→ WHAT YOU WILL DO
Wherever the word "Macrophages" turns up in a line of the entries, copy that line.

-- BEGIN RECORDS TO USE --

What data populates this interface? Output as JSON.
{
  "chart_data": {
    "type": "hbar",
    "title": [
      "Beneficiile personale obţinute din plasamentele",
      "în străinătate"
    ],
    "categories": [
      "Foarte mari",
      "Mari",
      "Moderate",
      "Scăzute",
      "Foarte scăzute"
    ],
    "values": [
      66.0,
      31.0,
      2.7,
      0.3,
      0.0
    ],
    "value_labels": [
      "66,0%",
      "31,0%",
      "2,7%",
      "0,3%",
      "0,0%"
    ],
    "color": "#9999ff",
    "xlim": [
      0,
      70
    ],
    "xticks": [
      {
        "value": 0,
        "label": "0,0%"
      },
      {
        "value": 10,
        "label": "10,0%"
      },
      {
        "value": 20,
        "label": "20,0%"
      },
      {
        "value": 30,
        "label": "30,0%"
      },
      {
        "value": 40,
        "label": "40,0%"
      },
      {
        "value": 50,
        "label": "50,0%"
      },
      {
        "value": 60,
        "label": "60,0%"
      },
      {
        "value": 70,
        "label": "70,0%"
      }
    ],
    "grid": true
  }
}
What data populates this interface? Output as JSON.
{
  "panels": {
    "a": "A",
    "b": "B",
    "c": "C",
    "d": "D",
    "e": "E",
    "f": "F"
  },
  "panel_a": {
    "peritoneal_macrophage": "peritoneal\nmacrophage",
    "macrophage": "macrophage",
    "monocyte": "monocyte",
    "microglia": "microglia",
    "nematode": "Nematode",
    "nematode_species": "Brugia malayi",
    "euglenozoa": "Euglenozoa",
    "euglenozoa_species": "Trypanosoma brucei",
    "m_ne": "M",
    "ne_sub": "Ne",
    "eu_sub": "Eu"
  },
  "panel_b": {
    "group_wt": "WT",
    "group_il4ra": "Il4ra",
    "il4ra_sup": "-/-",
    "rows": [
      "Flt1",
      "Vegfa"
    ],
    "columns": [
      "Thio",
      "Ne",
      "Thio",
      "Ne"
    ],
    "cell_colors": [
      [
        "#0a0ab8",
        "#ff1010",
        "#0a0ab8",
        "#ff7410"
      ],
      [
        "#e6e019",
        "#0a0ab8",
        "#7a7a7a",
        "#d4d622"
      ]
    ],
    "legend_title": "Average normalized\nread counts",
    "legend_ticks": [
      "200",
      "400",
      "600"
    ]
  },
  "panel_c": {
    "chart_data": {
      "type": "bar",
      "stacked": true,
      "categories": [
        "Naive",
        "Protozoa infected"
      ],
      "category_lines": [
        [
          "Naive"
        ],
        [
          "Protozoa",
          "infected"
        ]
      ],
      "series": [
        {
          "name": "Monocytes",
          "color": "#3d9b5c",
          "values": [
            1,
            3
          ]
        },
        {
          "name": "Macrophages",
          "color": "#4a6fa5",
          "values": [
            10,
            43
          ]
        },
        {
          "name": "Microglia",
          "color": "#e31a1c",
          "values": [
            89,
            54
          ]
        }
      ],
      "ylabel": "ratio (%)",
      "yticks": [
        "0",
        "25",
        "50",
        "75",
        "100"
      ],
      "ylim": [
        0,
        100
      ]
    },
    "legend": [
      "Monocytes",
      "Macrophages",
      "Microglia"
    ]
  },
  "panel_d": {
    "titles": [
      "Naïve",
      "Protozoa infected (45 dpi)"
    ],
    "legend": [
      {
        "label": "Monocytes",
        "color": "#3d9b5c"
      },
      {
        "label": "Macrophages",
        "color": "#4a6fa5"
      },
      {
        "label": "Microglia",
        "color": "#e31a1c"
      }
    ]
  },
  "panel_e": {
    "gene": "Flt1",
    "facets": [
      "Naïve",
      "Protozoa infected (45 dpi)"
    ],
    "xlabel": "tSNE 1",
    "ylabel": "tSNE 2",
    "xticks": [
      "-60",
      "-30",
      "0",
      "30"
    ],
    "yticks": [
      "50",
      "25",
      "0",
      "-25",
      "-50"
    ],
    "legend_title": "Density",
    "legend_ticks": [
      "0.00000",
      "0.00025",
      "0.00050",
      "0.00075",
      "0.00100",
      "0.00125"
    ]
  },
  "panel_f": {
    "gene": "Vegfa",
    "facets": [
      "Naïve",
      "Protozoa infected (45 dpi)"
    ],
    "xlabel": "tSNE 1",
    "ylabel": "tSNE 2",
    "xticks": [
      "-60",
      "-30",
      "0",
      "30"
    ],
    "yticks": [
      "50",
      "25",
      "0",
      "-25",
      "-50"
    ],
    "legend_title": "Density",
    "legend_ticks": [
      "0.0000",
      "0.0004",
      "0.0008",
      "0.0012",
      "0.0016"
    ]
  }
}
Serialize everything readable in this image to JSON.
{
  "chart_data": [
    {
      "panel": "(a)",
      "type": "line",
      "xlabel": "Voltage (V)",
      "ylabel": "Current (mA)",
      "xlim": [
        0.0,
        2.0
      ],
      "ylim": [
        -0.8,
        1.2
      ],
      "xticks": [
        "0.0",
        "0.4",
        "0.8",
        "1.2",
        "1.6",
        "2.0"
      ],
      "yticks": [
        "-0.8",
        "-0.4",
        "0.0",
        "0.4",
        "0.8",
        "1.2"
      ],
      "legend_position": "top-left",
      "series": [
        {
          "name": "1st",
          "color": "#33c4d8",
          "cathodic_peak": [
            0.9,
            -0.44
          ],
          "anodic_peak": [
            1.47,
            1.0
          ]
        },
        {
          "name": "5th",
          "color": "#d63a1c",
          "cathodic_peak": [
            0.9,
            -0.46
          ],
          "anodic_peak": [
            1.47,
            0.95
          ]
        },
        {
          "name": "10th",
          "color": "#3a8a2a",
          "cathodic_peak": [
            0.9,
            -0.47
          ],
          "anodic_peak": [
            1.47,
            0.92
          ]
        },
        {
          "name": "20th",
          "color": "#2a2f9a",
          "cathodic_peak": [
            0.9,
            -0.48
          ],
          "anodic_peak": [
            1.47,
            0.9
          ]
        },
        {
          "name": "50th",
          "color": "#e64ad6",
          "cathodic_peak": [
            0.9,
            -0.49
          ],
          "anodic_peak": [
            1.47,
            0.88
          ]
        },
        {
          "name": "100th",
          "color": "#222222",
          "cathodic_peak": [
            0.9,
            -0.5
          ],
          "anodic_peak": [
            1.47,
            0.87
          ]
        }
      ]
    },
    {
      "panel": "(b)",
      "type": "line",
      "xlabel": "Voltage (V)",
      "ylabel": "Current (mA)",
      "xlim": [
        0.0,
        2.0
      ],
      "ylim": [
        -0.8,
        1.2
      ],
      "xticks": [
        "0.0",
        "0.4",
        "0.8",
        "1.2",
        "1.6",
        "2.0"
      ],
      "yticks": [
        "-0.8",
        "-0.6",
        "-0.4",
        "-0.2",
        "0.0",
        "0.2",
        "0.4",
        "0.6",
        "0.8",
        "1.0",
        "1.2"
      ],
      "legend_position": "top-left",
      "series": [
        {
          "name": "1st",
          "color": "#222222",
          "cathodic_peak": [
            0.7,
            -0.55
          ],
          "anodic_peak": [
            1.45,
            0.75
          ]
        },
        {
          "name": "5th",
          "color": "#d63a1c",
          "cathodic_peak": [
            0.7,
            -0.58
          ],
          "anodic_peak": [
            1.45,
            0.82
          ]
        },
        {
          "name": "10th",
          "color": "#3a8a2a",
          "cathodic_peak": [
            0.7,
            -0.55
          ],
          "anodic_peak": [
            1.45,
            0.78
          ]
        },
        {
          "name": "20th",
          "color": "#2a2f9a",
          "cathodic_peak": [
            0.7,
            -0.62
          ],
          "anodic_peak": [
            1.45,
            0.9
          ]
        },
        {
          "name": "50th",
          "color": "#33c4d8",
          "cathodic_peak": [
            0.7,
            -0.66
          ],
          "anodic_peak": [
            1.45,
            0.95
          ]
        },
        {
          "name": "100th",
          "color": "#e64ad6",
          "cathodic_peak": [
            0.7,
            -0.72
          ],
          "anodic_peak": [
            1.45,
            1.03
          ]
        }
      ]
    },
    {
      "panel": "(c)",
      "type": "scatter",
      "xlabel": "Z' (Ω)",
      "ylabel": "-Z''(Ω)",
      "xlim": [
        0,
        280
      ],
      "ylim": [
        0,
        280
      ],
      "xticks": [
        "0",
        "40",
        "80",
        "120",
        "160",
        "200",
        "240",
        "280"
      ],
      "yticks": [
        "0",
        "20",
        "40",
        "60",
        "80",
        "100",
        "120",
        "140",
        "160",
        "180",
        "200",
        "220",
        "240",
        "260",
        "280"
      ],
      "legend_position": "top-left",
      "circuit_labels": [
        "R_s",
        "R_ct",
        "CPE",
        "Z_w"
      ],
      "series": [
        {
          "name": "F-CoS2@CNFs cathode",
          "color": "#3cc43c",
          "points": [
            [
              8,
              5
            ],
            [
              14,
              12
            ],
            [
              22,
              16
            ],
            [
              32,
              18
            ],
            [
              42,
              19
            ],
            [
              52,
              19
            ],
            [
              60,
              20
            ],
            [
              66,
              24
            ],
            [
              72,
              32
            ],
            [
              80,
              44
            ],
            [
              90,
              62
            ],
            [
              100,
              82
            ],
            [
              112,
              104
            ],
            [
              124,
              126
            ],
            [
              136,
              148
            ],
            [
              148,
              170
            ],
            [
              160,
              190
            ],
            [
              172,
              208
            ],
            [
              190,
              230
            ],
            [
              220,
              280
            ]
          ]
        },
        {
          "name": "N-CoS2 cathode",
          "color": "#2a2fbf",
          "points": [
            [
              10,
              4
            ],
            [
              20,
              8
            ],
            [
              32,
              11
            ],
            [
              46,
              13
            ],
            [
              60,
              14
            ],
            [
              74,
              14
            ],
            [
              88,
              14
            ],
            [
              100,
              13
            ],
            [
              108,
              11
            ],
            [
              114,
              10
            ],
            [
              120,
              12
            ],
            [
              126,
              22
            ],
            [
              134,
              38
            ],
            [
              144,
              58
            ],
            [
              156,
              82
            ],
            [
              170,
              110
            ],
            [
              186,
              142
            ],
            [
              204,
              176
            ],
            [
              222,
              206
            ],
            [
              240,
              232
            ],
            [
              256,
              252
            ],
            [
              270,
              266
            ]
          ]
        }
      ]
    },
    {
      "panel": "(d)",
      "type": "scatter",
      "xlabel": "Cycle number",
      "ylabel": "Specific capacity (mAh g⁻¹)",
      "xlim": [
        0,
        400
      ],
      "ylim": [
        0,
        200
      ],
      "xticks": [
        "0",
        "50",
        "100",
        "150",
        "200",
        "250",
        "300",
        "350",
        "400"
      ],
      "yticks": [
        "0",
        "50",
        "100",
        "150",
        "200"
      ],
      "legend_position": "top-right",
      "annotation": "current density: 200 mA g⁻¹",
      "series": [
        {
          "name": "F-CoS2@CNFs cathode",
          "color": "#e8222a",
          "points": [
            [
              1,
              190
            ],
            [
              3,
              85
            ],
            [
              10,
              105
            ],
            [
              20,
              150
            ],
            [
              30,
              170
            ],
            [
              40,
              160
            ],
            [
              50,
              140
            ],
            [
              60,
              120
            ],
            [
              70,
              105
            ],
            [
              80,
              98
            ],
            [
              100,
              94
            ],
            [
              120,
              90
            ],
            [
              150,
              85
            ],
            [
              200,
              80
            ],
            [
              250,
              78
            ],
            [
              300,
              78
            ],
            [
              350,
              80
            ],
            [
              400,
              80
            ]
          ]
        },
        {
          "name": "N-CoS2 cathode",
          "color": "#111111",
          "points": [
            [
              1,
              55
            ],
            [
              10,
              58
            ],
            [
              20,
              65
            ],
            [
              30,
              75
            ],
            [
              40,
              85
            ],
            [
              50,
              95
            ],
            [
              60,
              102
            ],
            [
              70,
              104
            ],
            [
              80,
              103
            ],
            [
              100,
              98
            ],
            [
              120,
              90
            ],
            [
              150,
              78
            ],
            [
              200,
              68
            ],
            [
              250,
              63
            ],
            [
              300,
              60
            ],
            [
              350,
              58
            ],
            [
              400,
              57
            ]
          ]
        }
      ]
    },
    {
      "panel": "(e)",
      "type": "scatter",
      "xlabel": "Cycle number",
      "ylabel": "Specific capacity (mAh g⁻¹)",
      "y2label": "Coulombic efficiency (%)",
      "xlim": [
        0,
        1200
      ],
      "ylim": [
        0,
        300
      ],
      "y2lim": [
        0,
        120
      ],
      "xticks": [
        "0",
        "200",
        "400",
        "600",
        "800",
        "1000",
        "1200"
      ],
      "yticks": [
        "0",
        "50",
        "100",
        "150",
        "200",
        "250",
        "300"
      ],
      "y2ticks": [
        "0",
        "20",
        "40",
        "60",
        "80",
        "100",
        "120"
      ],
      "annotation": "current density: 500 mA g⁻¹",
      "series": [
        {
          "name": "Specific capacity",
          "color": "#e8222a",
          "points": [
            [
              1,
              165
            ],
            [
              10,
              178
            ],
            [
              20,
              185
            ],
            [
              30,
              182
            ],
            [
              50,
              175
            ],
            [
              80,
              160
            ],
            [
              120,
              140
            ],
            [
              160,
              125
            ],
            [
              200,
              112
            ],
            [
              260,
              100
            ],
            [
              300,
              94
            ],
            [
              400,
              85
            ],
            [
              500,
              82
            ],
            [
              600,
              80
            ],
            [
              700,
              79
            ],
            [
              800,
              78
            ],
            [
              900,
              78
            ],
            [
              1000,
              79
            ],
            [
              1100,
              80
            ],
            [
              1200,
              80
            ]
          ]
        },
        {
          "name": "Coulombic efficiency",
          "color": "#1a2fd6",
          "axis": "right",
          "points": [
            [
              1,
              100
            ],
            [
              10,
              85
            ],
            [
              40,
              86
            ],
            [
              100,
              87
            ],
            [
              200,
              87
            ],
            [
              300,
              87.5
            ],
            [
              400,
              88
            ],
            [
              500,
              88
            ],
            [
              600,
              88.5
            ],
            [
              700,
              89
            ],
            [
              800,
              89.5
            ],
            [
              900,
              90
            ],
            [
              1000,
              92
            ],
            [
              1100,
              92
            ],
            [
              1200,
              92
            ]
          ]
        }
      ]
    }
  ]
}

-- END RECORDS TO USE --

→ EXERCISE ANSWER
          "name": "Macrophages",
      "Macrophages",
        "label": "Macrophages",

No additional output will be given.